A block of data

════

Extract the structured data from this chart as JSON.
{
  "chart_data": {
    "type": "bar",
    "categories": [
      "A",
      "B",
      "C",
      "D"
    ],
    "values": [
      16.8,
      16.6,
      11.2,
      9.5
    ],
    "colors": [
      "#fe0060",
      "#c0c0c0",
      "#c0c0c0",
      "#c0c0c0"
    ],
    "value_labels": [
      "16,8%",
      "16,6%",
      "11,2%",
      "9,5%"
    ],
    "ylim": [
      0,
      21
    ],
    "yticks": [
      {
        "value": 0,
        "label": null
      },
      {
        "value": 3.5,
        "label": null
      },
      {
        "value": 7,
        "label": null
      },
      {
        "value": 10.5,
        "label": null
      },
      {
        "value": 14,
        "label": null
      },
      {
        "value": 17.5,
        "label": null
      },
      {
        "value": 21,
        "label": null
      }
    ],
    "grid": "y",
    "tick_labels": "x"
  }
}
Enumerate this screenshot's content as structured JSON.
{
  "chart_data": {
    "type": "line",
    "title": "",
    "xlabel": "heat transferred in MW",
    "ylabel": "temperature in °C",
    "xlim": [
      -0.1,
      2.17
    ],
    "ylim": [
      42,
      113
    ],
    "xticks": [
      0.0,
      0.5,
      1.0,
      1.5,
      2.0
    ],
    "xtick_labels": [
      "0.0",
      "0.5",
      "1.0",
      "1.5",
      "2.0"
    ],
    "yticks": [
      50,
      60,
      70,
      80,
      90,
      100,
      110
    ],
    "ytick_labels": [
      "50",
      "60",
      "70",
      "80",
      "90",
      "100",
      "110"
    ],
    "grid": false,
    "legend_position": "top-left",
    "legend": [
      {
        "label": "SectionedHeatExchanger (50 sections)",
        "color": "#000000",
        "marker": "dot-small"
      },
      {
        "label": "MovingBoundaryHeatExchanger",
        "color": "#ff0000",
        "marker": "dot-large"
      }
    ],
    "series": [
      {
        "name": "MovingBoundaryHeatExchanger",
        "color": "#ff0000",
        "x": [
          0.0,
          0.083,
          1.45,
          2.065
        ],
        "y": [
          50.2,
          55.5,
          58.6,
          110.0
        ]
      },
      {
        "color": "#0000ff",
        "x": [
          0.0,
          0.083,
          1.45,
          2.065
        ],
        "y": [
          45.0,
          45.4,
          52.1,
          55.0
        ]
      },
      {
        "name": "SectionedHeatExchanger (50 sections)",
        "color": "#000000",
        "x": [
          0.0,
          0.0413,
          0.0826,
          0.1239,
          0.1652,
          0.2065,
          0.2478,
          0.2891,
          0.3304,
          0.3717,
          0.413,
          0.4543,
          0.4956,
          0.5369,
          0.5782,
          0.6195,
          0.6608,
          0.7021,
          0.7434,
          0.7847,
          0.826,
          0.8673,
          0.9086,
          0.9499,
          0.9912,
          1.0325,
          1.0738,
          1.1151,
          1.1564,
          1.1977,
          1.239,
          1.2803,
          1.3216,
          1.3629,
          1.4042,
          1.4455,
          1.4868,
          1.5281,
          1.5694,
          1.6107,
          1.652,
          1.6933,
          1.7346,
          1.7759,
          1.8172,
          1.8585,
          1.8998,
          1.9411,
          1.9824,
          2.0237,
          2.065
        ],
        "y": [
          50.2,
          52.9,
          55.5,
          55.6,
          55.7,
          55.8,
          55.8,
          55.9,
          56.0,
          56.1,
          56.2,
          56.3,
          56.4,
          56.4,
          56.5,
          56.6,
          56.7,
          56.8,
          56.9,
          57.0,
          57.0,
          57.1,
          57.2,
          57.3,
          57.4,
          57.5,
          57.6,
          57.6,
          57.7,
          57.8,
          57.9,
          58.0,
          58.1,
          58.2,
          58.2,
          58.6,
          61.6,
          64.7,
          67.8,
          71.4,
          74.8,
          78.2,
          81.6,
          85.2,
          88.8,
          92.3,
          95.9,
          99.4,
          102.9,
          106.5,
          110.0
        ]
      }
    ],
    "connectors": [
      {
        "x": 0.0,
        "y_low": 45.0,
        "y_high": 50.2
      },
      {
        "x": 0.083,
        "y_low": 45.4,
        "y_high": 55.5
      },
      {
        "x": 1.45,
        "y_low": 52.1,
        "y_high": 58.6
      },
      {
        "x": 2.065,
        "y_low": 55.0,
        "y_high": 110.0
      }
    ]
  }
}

════

▶ _TASK GOAL_: Go through the material above line by line and copy it exactly.

▶ _OUTPUT_:
Extract the structured data from this chart as JSON.
{
  "chart_data": {
    "type": "bar",
    "categories": [
      "A",
      "B",
      "C",
      "D"
    ],
    "values": [
      16.8,
      16.6,
      11.2,
      9.5
    ],
    "colors": [
      "#fe0060",
      "#c0c0c0",
      "#c0c0c0",
      "#c0c0c0"
    ],
    "value_labels": [
      "16,8%",
      "16,6%",
      "11,2%",
      "9,5%"
    ],
    "ylim": [
      0,
      21
    ],
    "yticks": [
      {
        "value": 0,
        "label": null
      },
      {
        "value": 3.5,
        "label": null
      },
      {
        "value": 7,
        "label": null
      },
      {
        "value": 10.5,
        "label": null
      },
      {
        "value": 14,
        "label": null
      },
      {
        "value": 17.5,
        "label": null
      },
      {
        "value": 21,
        "label": null
      }
    ],
    "grid": "y",
    "tick_labels": "x"
  }
}
Enumerate this screenshot's content as structured JSON.
{
  "chart_data": {
    "type": "line",
    "title": "",
    "xlabel": "heat transferred in MW",
    "ylabel": "temperature in °C",
    "xlim": [
      -0.1,
      2.17
    ],
    "ylim": [
      42,
      113
    ],
    "xticks": [
      0.0,
      0.5,
      1.0,
      1.5,
      2.0
    ],
    "xtick_labels": [
      "0.0",
      "0.5",
      "1.0",
      "1.5",
      "2.0"
    ],
    "yticks": [
      50,
      60,
      70,
      80,
      90,
      100,
      110
    ],
    "ytick_labels": [
      "50",
      "60",
      "70",
      "80",
      "90",
      "100",
      "110"
    ],
    "grid": false,
    "legend_position": "top-left",
    "legend": [
      {
        "label": "SectionedHeatExchanger (50 sections)",
        "color": "#000000",
        "marker": "dot-small"
      },
      {
        "label": "MovingBoundaryHeatExchanger",
        "color": "#ff0000",
        "marker": "dot-large"
      }
    ],
    "series": [
      {
        "name": "MovingBoundaryHeatExchanger",
        "color": "#ff0000",
        "x": [
          0.0,
          0.083,
          1.45,
          2.065
        ],
        "y": [
          50.2,
          55.5,
          58.6,
          110.0
        ]
      },
      {
        "color": "#0000ff",
        "x": [
          0.0,
          0.083,
          1.45,
          2.065
        ],
        "y": [
          45.0,
          45.4,
          52.1,
          55.0
        ]
      },
      {
        "name": "SectionedHeatExchanger (50 sections)",
        "color": "#000000",
        "x": [
          0.0,
          0.0413,
          0.0826,
          0.1239,
          0.1652,
          0.2065,
          0.2478,
          0.2891,
          0.3304,
          0.3717,
          0.413,
          0.4543,
          0.4956,
          0.5369,
          0.5782,
          0.6195,
          0.6608,
          0.7021,
          0.7434,
          0.7847,
          0.826,
          0.8673,
          0.9086,
          0.9499,
          0.9912,
          1.0325,
          1.0738,
          1.1151,
          1.1564,
          1.1977,
          1.239,
          1.2803,
          1.3216,
          1.3629,
          1.4042,
          1.4455,
          1.4868,
          1.5281,
          1.5694,
          1.6107,
          1.652,
          1.6933,
          1.7346,
          1.7759,
          1.8172,
          1.8585,
          1.8998,
          1.9411,
          1.9824,
          2.0237,
          2.065
        ],
        "y": [
          50.2,
          52.9,
          55.5,
          55.6,
          55.7,
          55.8,
          55.8,
          55.9,
          56.0,
          56.1,
          56.2,
          56.3,
          56.4,
          56.4,
          56.5,
          56.6,
          56.7,
          56.8,
          56.9,
          57.0,
          57.0,
          57.1,
          57.2,
          57.3,
          57.4,
          57.5,
          57.6,
          57.6,
          57.7,
          57.8,
          57.9,
          58.0,
          58.1,
          58.2,
          58.2,
          58.6,
          61.6,
          64.7,
          67.8,
          71.4,
          74.8,
          78.2,
          81.6,
          85.2,
          88.8,
          92.3,
          95.9,
          99.4,
          102.9,
          106.5,
          110.0
        ]
      }
    ],
    "connectors": [
      {
        "x": 0.0,
        "y_low": 45.0,
        "y_high": 50.2
      },
      {
        "x": 0.083,
        "y_low": 45.4,
        "y_high": 55.5
      },
      {
        "x": 1.45,
        "y_low": 52.1,
        "y_high": 58.6
      },
      {
        "x": 2.065,
        "y_low": 55.0,
        "y_high": 110.0
      }
    ]
  }
}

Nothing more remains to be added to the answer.